_SET TASK_
Keep only the lines of the listing that include the word "icon", and copy them.
[start MATERIAL PROVIDED]
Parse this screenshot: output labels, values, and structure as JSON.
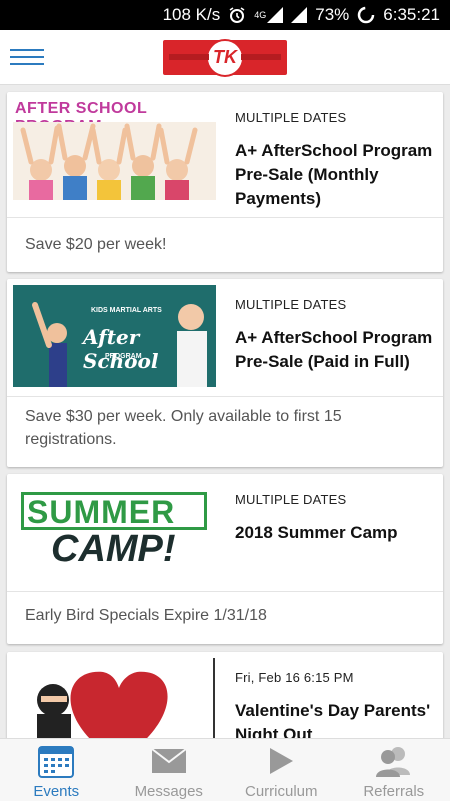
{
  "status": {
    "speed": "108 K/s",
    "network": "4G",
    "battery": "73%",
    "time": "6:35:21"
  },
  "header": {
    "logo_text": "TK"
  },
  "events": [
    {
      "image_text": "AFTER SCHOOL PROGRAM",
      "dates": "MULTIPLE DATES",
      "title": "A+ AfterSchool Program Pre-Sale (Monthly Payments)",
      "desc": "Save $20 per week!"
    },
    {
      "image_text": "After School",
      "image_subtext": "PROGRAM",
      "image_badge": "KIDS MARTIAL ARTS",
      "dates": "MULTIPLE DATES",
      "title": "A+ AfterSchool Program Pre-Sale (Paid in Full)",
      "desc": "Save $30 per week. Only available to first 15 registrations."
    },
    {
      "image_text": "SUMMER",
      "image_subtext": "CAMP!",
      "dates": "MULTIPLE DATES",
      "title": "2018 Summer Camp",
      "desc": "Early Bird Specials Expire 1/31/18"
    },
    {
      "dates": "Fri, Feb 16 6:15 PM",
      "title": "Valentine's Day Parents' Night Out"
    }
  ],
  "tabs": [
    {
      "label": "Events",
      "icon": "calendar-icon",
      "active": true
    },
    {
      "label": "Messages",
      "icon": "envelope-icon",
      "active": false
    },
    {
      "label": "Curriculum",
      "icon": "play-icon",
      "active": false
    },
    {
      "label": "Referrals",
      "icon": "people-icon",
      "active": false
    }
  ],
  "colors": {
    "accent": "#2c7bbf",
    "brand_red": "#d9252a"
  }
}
[end MATERIAL PROVIDED]
_SOLUTION FOR THIS PROBLEM_
      "icon": "calendar-icon",
      "icon": "envelope-icon",
      "icon": "play-icon",
      "icon": "people-icon",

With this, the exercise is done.